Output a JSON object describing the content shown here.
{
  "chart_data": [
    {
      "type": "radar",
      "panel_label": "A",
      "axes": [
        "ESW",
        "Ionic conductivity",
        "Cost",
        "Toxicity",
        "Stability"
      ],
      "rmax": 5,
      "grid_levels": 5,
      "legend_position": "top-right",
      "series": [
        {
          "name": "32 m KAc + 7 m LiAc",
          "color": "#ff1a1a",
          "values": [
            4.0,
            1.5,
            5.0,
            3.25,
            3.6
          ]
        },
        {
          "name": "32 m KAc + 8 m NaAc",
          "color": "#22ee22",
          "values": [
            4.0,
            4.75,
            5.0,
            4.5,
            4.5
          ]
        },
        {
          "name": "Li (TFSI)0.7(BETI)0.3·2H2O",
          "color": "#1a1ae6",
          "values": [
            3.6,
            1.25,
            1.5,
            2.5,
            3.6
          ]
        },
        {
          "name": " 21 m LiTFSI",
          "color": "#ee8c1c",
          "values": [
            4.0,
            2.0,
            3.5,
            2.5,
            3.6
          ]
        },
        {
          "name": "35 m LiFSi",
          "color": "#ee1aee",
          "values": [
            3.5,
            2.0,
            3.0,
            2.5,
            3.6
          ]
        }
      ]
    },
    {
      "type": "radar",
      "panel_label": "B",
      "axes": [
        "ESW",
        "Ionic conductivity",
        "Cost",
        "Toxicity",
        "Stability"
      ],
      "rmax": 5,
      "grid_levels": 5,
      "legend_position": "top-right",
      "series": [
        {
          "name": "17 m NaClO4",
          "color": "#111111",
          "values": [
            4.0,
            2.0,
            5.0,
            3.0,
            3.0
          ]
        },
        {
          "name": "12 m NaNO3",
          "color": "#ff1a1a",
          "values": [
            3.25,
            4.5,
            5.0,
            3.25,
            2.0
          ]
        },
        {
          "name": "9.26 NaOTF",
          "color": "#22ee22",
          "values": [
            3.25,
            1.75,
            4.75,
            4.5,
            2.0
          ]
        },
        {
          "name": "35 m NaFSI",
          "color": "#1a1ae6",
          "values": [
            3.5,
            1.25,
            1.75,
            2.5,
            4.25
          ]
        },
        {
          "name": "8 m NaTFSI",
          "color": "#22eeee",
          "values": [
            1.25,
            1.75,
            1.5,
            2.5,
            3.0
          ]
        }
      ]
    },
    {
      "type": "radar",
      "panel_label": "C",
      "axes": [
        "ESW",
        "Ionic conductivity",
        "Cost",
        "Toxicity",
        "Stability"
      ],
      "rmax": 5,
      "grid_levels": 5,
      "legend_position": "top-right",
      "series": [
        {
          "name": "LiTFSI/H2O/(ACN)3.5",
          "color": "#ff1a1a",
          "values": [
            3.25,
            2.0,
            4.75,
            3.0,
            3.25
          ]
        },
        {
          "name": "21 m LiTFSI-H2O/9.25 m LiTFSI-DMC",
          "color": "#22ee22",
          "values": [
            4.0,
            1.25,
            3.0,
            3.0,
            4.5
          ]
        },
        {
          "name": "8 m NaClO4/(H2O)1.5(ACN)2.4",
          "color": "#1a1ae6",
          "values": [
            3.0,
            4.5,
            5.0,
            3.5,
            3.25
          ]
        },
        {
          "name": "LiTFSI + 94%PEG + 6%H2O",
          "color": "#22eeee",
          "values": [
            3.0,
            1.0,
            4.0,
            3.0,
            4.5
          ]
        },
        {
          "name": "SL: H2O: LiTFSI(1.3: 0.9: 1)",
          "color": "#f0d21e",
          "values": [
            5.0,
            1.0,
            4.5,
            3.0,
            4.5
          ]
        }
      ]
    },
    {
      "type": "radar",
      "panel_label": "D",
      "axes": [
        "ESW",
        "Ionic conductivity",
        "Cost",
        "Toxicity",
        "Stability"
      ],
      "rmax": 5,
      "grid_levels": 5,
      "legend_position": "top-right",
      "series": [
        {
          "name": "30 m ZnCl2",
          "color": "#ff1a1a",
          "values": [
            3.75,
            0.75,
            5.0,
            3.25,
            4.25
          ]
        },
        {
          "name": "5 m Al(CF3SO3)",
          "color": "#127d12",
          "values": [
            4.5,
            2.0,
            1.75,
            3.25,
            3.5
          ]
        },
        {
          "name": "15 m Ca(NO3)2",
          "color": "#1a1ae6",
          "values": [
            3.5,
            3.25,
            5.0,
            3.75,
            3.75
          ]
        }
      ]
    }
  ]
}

• **EXERCISE AIM**:
Repeat the records above exactly, from the first line to the last.

• **FINISHED TASK**:
Output a JSON object describing the content shown here.
{
  "chart_data": [
    {
      "type": "radar",
      "panel_label": "A",
      "axes": [
        "ESW",
        "Ionic conductivity",
        "Cost",
        "Toxicity",
        "Stability"
      ],
      "rmax": 5,
      "grid_levels": 5,
      "legend_position": "top-right",
      "series": [
        {
          "name": "32 m KAc + 7 m LiAc",
          "color": "#ff1a1a",
          "values": [
            4.0,
            1.5,
            5.0,
            3.25,
            3.6
          ]
        },
        {
          "name": "32 m KAc + 8 m NaAc",
          "color": "#22ee22",
          "values": [
            4.0,
            4.75,
            5.0,
            4.5,
            4.5
          ]
        },
        {
          "name": "Li (TFSI)0.7(BETI)0.3·2H2O",
          "color": "#1a1ae6",
          "values": [
            3.6,
            1.25,
            1.5,
            2.5,
            3.6
          ]
        },
        {
          "name": " 21 m LiTFSI",
          "color": "#ee8c1c",
          "values": [
            4.0,
            2.0,
            3.5,
            2.5,
            3.6
          ]
        },
        {
          "name": "35 m LiFSi",
          "color": "#ee1aee",
          "values": [
            3.5,
            2.0,
            3.0,
            2.5,
            3.6
          ]
        }
      ]
    },
    {
      "type": "radar",
      "panel_label": "B",
      "axes": [
        "ESW",
        "Ionic conductivity",
        "Cost",
        "Toxicity",
        "Stability"
      ],
      "rmax": 5,
      "grid_levels": 5,
      "legend_position": "top-right",
      "series": [
        {
          "name": "17 m NaClO4",
          "color": "#111111",
          "values": [
            4.0,
            2.0,
            5.0,
            3.0,
            3.0
          ]
        },
        {
          "name": "12 m NaNO3",
          "color": "#ff1a1a",
          "values": [
            3.25,
            4.5,
            5.0,
            3.25,
            2.0
          ]
        },
        {
          "name": "9.26 NaOTF",
          "color": "#22ee22",
          "values": [
            3.25,
            1.75,
            4.75,
            4.5,
            2.0
          ]
        },
        {
          "name": "35 m NaFSI",
          "color": "#1a1ae6",
          "values": [
            3.5,
            1.25,
            1.75,
            2.5,
            4.25
          ]
        },
        {
          "name": "8 m NaTFSI",
          "color": "#22eeee",
          "values": [
            1.25,
            1.75,
            1.5,
            2.5,
            3.0
          ]
        }
      ]
    },
    {
      "type": "radar",
      "panel_label": "C",
      "axes": [
        "ESW",
        "Ionic conductivity",
        "Cost",
        "Toxicity",
        "Stability"
      ],
      "rmax": 5,
      "grid_levels": 5,
      "legend_position": "top-right",
      "series": [
        {
          "name": "LiTFSI/H2O/(ACN)3.5",
          "color": "#ff1a1a",
          "values": [
            3.25,
            2.0,
            4.75,
            3.0,
            3.25
          ]
        },
        {
          "name": "21 m LiTFSI-H2O/9.25 m LiTFSI-DMC",
          "color": "#22ee22",
          "values": [
            4.0,
            1.25,
            3.0,
            3.0,
            4.5
          ]
        },
        {
          "name": "8 m NaClO4/(H2O)1.5(ACN)2.4",
          "color": "#1a1ae6",
          "values": [
            3.0,
            4.5,
            5.0,
            3.5,
            3.25
          ]
        },
        {
          "name": "LiTFSI + 94%PEG + 6%H2O",
          "color": "#22eeee",
          "values": [
            3.0,
            1.0,
            4.0,
            3.0,
            4.5
          ]
        },
        {
          "name": "SL: H2O: LiTFSI(1.3: 0.9: 1)",
          "color": "#f0d21e",
          "values": [
            5.0,
            1.0,
            4.5,
            3.0,
            4.5
          ]
        }
      ]
    },
    {
      "type": "radar",
      "panel_label": "D",
      "axes": [
        "ESW",
        "Ionic conductivity",
        "Cost",
        "Toxicity",
        "Stability"
      ],
      "rmax": 5,
      "grid_levels": 5,
      "legend_position": "top-right",
      "series": [
        {
          "name": "30 m ZnCl2",
          "color": "#ff1a1a",
          "values": [
            3.75,
            0.75,
            5.0,
            3.25,
            4.25
          ]
        },
        {
          "name": "5 m Al(CF3SO3)",
          "color": "#127d12",
          "values": [
            4.5,
            2.0,
            1.75,
            3.25,
            3.5
          ]
        },
        {
          "name": "15 m Ca(NO3)2",
          "color": "#1a1ae6",
          "values": [
            3.5,
            3.25,
            5.0,
            3.75,
            3.75
          ]
        }
      ]
    }
  ]
}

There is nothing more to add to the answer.